# Start of Rows

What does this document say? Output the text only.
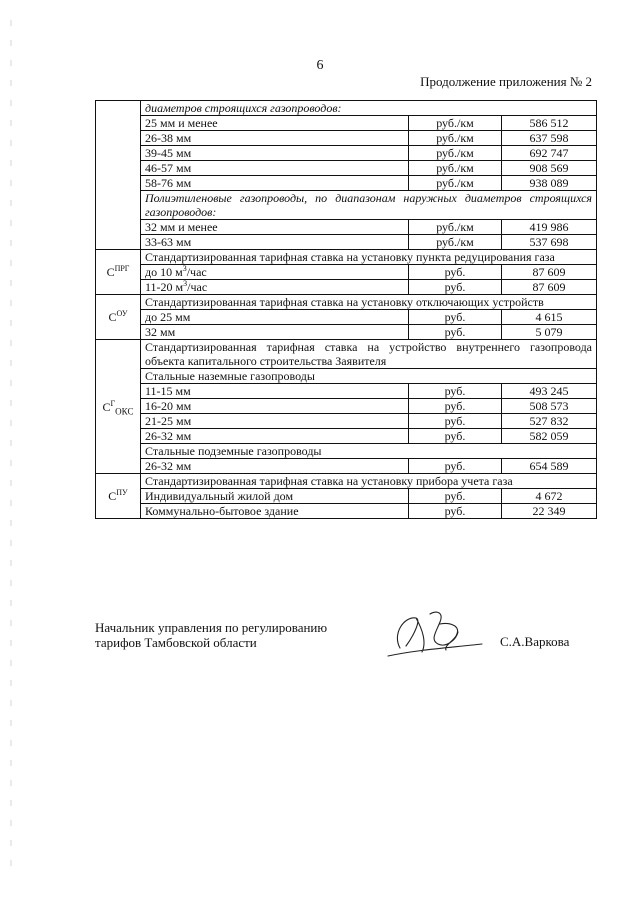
6
Продолжение приложения № 2
	диаметров строящихся газопроводов:		
	25 мм и менее	руб./км	586 512
	26-38 мм	руб./км	637 598
	39-45 мм	руб./км	692 747
	46-57 мм	руб./км	908 569
	58-76 мм	руб./км	938 089
	Полиэтиленовые газопроводы, по диапазонам наружных диаметров строящихся газопроводов:		
	32 мм и менее	руб./км	419 986
	33-63 мм	руб./км	537 698
$С^{ПРГ}$	Стандартизированная тарифная ставка на установку пункта редуцирования газа		
	до 10 $м^3$/час	руб.	87 609
	11-20 $м^3$/час	руб.	87 609
$С^{ОУ}$	Стандартизированная тарифная ставка на установку отключающих устройств		
	до 25 мм	руб.	4 615
	32 мм	руб.	5 079
$С^Г_{ОКС}$	Стандартизированная тарифная ставка на устройство внутреннего газопровода объекта капитального строительства Заявителя		
	Стальные наземные газопроводы		
	11-15 мм	руб.	493 245
	16-20 мм	руб.	508 573
	21-25 мм	руб.	527 832
	26-32 мм	руб.	582 059
	Стальные подземные газопроводы		
	26-32 мм	руб.	654 589
$С^{ПУ}$	Стандартизированная тарифная ставка на установку прибора учета газа		
	Индивидуальный жилой дом	руб.	4 672
	Коммунально-бытовое здание	руб.	22 349
Начальник управления по регулированию
тарифов Тамбовской области	С.А.Варкова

# End of Rows

- What you are asked to do
Copy every single line of the material above that holds "Стальные".

- Solved problem
	Стальные наземные газопроводы		
	Стальные подземные газопроводы		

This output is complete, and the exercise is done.